Start of Records to use

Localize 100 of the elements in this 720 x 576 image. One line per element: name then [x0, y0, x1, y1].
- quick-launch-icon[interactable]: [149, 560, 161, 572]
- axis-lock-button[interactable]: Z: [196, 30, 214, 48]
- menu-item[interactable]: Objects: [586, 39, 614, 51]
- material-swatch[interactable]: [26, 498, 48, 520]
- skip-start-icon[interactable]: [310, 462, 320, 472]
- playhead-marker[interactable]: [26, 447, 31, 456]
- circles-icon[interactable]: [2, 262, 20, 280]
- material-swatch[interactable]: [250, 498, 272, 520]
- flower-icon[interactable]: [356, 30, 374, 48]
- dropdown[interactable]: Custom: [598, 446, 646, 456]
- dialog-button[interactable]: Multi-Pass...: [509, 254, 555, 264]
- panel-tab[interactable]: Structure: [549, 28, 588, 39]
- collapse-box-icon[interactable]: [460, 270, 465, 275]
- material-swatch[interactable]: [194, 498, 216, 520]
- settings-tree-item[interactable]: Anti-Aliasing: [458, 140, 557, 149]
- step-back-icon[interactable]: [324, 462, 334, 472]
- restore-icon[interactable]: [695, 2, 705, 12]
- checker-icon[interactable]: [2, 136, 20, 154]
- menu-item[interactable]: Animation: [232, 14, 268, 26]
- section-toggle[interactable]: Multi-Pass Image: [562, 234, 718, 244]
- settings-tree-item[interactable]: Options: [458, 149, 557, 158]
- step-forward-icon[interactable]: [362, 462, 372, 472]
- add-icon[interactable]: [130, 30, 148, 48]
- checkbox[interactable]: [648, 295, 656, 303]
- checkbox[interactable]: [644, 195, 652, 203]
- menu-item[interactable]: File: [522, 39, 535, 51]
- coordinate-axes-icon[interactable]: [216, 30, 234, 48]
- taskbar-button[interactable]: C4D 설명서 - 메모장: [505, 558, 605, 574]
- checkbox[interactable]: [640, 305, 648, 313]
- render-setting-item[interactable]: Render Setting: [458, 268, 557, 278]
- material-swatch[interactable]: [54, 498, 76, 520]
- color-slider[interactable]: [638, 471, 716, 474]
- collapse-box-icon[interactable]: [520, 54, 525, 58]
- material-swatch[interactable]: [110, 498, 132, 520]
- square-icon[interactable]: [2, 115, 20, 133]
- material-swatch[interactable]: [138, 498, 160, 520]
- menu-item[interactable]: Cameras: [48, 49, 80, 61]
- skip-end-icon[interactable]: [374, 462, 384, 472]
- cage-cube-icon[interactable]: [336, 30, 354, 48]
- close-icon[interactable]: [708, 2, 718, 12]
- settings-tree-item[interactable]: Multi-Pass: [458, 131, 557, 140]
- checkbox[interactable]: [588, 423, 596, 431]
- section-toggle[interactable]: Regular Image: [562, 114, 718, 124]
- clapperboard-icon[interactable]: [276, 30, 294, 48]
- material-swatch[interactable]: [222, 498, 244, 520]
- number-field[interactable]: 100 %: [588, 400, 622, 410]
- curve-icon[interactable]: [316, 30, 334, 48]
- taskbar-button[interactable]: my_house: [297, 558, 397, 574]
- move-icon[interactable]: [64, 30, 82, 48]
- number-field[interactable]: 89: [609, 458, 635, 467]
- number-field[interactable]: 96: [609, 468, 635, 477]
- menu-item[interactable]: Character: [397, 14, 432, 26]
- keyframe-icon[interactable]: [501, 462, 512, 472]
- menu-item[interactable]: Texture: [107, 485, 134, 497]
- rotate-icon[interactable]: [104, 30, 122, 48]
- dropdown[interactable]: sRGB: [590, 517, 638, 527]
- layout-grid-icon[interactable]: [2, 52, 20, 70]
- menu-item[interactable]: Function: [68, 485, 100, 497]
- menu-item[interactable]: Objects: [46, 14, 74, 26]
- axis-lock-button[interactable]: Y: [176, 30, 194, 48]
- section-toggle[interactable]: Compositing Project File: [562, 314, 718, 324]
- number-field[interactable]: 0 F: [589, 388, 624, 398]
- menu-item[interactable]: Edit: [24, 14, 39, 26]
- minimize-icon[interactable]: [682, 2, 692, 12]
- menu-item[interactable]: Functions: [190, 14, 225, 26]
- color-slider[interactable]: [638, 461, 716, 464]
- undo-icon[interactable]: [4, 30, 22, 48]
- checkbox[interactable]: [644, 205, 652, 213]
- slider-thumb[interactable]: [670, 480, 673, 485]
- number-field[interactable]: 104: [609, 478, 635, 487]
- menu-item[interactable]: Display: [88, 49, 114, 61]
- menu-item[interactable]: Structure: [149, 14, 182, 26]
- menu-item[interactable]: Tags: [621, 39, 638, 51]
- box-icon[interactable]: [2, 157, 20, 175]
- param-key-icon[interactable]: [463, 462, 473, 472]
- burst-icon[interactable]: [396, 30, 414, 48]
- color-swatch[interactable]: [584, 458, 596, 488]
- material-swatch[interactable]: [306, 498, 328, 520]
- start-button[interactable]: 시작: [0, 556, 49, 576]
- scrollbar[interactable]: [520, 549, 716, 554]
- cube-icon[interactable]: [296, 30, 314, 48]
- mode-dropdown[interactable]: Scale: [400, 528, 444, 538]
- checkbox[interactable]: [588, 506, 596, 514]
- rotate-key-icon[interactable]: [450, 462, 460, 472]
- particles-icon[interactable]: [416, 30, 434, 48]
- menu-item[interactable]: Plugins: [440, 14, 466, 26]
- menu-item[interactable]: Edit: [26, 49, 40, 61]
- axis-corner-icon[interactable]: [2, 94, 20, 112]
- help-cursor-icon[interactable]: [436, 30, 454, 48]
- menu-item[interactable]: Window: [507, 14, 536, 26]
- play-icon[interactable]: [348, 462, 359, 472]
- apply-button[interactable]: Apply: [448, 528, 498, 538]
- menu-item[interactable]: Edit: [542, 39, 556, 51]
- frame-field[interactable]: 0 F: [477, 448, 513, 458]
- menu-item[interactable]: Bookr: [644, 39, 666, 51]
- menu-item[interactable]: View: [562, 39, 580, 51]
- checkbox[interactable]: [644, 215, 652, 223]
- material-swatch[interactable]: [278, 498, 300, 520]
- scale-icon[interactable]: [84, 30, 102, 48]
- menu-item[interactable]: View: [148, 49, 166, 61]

End of Records to use

▶ **Work instructions**: Reproduce verbatim every line from the start of the rows up to and including the line with "- skip-start-icon[interactable]: [310, 462, 320, 472]".

▶ **Output for this exercise**:
Localize 100 of the elements in this 720 x 576 image. One line per element: name then [x0, y0, x1, y1].
- quick-launch-icon[interactable]: [149, 560, 161, 572]
- axis-lock-button[interactable]: Z: [196, 30, 214, 48]
- menu-item[interactable]: Objects: [586, 39, 614, 51]
- material-swatch[interactable]: [26, 498, 48, 520]
- skip-start-icon[interactable]: [310, 462, 320, 472]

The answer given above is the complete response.